**Task to complete:**
Exactly as they appear, output all of the entries.

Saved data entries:
## start

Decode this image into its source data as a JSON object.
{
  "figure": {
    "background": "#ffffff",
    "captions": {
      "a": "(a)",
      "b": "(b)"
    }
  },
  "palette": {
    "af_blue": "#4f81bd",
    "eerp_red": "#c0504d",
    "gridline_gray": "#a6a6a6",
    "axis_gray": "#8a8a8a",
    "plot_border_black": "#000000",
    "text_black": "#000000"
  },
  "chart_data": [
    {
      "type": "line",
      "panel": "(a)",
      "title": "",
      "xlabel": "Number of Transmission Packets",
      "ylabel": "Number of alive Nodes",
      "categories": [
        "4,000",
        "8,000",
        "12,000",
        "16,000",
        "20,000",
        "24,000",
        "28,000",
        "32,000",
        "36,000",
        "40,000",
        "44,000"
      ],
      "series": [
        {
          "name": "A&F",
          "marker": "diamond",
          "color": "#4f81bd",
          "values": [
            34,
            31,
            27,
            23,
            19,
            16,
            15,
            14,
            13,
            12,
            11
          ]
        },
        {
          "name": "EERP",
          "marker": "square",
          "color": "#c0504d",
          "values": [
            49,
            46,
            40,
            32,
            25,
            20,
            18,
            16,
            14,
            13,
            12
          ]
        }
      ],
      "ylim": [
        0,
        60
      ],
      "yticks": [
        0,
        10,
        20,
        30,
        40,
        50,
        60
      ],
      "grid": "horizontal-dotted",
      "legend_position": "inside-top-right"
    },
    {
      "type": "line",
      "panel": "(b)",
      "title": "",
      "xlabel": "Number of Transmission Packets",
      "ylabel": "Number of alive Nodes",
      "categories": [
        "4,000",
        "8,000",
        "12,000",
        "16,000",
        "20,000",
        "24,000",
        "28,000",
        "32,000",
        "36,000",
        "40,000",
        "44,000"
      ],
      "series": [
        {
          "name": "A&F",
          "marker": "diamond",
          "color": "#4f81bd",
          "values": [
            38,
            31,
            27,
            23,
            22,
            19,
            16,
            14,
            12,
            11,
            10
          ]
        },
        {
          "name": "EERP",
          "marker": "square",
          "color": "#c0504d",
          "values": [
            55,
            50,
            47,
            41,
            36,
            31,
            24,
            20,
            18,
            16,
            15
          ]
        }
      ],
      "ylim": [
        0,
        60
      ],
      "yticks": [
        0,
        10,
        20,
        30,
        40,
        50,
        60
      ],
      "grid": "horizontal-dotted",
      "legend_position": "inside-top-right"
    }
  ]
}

## end

**Solution to this exercise:**
Decode this image into its source data as a JSON object.
{
  "figure": {
    "background": "#ffffff",
    "captions": {
      "a": "(a)",
      "b": "(b)"
    }
  },
  "palette": {
    "af_blue": "#4f81bd",
    "eerp_red": "#c0504d",
    "gridline_gray": "#a6a6a6",
    "axis_gray": "#8a8a8a",
    "plot_border_black": "#000000",
    "text_black": "#000000"
  },
  "chart_data": [
    {
      "type": "line",
      "panel": "(a)",
      "title": "",
      "xlabel": "Number of Transmission Packets",
      "ylabel": "Number of alive Nodes",
      "categories": [
        "4,000",
        "8,000",
        "12,000",
        "16,000",
        "20,000",
        "24,000",
        "28,000",
        "32,000",
        "36,000",
        "40,000",
        "44,000"
      ],
      "series": [
        {
          "name": "A&F",
          "marker": "diamond",
          "color": "#4f81bd",
          "values": [
            34,
            31,
            27,
            23,
            19,
            16,
            15,
            14,
            13,
            12,
            11
          ]
        },
        {
          "name": "EERP",
          "marker": "square",
          "color": "#c0504d",
          "values": [
            49,
            46,
            40,
            32,
            25,
            20,
            18,
            16,
            14,
            13,
            12
          ]
        }
      ],
      "ylim": [
        0,
        60
      ],
      "yticks": [
        0,
        10,
        20,
        30,
        40,
        50,
        60
      ],
      "grid": "horizontal-dotted",
      "legend_position": "inside-top-right"
    },
    {
      "type": "line",
      "panel": "(b)",
      "title": "",
      "xlabel": "Number of Transmission Packets",
      "ylabel": "Number of alive Nodes",
      "categories": [
        "4,000",
        "8,000",
        "12,000",
        "16,000",
        "20,000",
        "24,000",
        "28,000",
        "32,000",
        "36,000",
        "40,000",
        "44,000"
      ],
      "series": [
        {
          "name": "A&F",
          "marker": "diamond",
          "color": "#4f81bd",
          "values": [
            38,
            31,
            27,
            23,
            22,
            19,
            16,
            14,
            12,
            11,
            10
          ]
        },
        {
          "name": "EERP",
          "marker": "square",
          "color": "#c0504d",
          "values": [
            55,
            50,
            47,
            41,
            36,
            31,
            24,
            20,
            18,
            16,
            15
          ]
        }
      ],
      "ylim": [
        0,
        60
      ],
      "yticks": [
        0,
        10,
        20,
        30,
        40,
        50,
        60
      ],
      "grid": "horizontal-dotted",
      "legend_position": "inside-top-right"
    }
  ]
}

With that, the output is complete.